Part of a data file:
• • • • • • •
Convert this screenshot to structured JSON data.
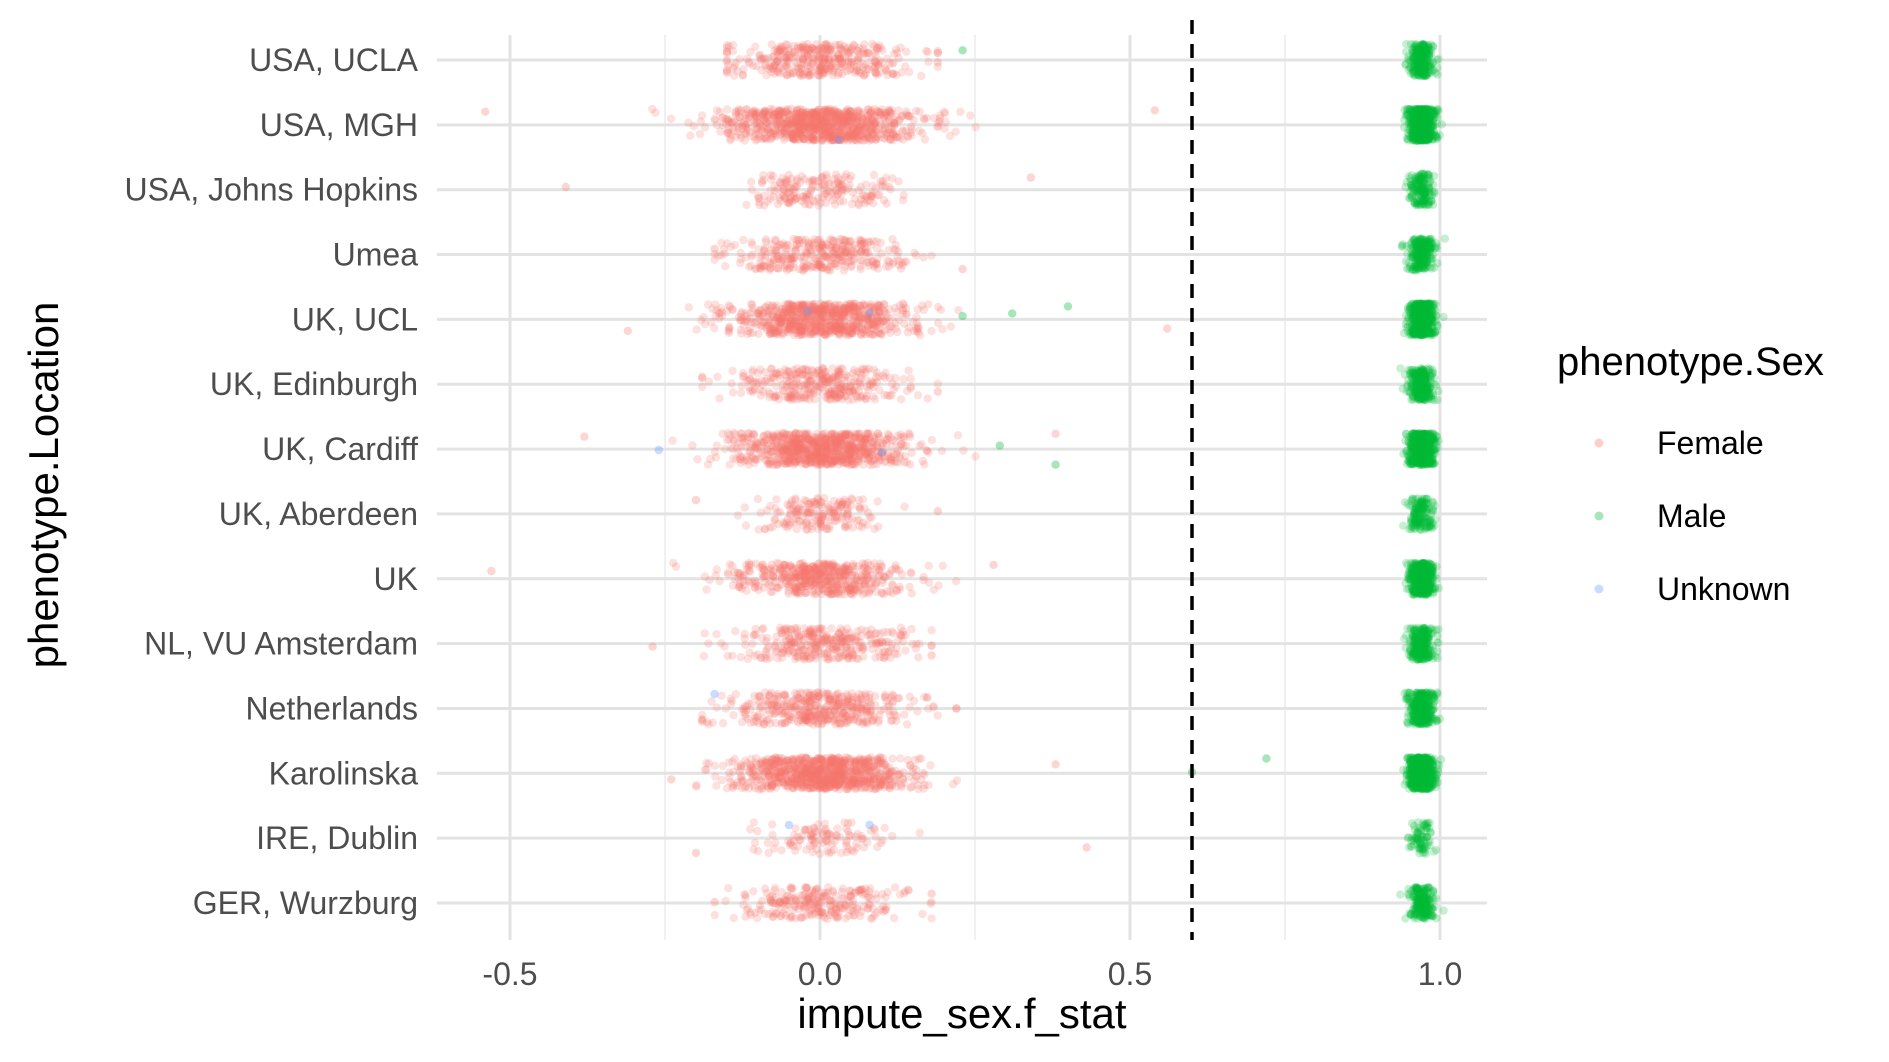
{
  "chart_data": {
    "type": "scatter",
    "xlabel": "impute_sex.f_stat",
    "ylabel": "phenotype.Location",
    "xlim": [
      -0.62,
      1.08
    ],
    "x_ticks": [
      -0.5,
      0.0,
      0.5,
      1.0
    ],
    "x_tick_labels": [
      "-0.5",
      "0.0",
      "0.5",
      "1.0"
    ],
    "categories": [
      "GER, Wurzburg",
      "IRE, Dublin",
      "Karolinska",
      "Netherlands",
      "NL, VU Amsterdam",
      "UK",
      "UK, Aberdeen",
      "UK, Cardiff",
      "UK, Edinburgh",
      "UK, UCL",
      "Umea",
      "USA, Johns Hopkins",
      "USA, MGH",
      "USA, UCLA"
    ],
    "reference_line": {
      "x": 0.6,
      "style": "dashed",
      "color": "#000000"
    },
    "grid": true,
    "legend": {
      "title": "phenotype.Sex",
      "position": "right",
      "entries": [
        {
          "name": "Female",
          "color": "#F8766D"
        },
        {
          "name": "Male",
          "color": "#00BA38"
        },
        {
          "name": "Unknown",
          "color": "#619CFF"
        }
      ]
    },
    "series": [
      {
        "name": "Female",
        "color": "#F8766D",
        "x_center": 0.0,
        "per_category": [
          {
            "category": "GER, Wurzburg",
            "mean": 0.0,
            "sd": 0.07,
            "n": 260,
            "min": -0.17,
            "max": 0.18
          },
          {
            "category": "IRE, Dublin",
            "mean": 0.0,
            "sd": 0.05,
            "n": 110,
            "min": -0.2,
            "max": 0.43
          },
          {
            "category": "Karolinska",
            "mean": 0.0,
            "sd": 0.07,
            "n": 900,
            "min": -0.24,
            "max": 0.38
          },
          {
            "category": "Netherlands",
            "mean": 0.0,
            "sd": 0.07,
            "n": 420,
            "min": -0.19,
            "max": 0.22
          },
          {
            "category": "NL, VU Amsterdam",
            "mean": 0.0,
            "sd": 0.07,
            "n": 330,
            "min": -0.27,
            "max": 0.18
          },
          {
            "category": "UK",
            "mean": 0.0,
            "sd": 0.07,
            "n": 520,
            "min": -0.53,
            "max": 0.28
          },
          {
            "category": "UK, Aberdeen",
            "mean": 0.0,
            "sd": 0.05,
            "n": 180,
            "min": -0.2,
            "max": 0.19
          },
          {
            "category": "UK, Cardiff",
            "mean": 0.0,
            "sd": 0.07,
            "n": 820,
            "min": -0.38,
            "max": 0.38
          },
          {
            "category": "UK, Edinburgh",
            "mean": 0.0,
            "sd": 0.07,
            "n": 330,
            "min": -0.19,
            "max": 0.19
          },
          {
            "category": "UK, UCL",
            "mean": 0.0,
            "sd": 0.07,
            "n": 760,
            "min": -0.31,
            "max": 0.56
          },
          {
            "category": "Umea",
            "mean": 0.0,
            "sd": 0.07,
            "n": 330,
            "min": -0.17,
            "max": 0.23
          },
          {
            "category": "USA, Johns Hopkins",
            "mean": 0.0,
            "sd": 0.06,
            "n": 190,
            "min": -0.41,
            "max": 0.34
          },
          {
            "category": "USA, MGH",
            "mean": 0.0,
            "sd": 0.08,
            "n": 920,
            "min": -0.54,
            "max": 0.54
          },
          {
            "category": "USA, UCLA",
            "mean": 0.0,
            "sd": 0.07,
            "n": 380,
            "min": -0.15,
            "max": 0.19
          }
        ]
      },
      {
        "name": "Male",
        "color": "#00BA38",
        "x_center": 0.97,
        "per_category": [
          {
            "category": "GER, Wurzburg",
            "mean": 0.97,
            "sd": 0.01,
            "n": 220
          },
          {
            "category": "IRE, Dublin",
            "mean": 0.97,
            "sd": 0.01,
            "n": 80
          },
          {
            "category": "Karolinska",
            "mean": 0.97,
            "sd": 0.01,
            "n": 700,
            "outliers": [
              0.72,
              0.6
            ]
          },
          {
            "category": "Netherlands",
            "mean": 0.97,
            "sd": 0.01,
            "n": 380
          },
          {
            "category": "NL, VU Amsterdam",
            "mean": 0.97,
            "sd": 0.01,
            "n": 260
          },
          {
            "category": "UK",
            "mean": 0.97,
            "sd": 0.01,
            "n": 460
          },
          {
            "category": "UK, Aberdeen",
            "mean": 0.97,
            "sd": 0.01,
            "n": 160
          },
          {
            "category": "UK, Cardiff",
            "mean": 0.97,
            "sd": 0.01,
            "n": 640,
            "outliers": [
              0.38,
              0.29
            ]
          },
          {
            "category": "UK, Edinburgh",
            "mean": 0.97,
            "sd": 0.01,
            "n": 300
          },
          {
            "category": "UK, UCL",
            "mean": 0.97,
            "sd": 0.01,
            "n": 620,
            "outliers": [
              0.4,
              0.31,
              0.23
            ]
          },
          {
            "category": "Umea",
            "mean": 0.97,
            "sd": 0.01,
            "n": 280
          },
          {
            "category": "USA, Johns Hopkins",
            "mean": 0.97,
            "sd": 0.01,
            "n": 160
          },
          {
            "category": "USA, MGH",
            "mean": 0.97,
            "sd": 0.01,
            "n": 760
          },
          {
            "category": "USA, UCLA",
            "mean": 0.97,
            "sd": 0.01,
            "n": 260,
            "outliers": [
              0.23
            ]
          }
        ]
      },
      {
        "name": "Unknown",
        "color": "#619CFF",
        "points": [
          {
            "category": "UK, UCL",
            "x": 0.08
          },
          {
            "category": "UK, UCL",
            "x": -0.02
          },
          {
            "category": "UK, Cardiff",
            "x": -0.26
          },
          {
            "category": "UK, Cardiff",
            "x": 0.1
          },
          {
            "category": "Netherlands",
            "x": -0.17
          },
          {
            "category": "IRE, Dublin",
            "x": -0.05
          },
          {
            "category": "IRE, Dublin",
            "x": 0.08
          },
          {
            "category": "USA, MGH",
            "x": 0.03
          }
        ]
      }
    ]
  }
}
• • • • • • •
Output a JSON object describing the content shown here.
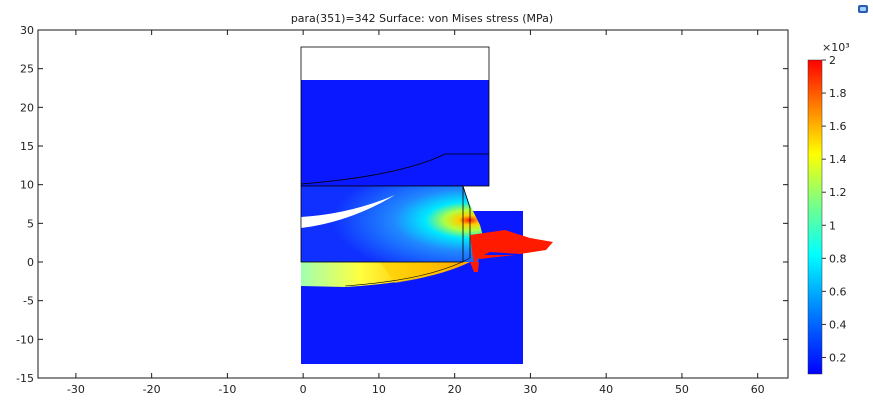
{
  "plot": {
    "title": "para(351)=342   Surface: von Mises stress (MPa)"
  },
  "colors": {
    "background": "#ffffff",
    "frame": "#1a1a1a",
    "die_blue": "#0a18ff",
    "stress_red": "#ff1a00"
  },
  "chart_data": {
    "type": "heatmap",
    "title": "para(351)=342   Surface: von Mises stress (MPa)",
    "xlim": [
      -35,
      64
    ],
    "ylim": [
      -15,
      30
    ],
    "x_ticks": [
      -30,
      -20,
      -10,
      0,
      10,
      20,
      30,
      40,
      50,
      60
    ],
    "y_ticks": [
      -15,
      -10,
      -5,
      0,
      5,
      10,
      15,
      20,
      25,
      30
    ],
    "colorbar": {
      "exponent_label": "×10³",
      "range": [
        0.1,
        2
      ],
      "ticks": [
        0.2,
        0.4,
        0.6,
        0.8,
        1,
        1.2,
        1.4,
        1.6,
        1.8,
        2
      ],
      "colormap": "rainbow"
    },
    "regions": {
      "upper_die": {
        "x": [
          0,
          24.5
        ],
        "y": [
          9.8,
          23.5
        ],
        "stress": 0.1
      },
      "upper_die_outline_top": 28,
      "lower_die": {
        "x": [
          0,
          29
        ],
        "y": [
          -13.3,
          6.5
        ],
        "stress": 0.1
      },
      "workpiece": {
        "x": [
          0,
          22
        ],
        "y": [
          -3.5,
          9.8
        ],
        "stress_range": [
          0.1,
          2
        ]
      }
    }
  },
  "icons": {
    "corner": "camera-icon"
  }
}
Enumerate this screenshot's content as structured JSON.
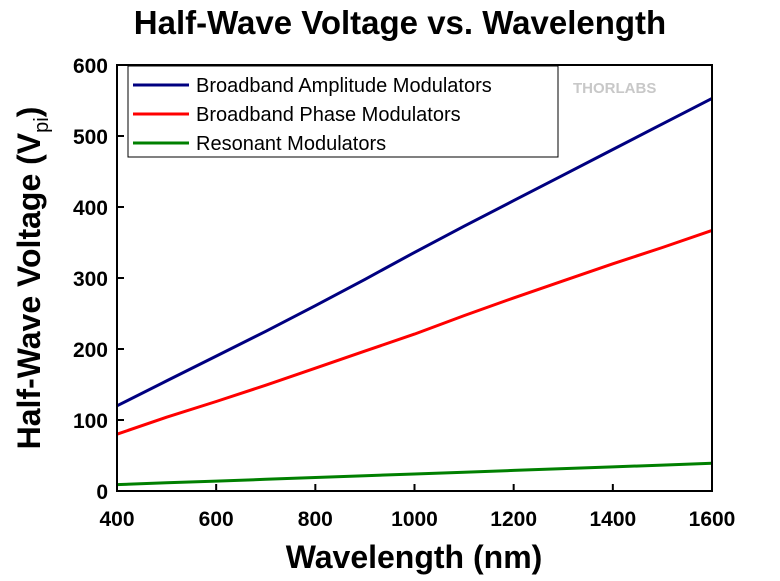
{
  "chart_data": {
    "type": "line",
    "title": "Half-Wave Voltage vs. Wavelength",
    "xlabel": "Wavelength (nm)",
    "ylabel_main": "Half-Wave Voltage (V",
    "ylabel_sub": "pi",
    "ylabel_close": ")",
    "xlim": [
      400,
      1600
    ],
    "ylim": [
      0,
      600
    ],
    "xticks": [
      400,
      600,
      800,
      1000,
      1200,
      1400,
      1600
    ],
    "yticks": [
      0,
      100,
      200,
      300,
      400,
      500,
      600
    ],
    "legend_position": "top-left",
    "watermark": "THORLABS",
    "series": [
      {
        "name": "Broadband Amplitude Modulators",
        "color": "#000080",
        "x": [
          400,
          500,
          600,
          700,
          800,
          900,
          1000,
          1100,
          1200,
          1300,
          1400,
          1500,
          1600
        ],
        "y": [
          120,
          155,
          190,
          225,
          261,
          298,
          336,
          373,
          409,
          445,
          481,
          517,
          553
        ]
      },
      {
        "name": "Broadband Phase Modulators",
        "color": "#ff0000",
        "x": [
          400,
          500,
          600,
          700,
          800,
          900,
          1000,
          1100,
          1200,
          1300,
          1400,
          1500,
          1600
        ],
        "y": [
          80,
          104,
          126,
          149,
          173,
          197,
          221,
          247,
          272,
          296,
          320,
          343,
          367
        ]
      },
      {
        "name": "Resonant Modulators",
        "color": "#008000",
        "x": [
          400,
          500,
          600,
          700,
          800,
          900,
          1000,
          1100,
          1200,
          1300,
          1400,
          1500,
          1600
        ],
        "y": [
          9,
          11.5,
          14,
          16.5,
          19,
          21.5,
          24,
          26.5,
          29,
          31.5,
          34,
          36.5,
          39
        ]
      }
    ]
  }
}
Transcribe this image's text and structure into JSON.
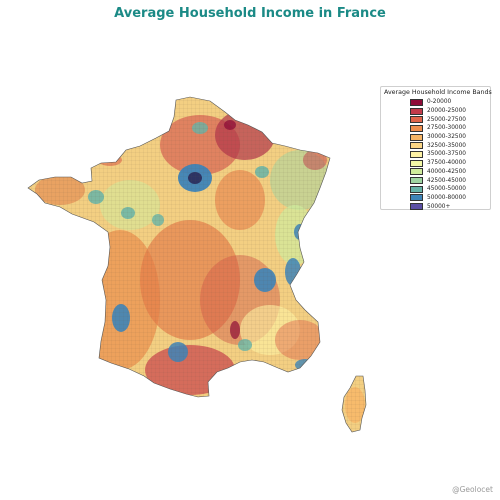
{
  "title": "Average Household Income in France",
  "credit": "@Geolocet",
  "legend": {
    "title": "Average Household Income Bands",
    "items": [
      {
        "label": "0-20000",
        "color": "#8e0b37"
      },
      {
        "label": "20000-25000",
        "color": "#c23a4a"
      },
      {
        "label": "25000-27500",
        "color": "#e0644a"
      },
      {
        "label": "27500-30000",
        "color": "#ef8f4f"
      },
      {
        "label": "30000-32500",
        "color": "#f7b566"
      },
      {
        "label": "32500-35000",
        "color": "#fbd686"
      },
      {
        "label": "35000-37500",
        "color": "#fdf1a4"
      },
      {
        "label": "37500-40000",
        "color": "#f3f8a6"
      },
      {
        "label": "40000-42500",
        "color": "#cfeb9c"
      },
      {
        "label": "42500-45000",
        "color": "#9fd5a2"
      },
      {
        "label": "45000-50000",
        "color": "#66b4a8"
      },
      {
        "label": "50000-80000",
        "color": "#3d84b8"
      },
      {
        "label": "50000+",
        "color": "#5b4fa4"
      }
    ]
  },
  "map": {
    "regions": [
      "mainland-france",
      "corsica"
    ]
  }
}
• • • • • • •
Gather from the entries above all lines that include the string "Modulators".

        "name": "Broadband Amplitude Modulators",
        "name": "Broadband Phase Modulators",
        "name": "Resonant Modulators",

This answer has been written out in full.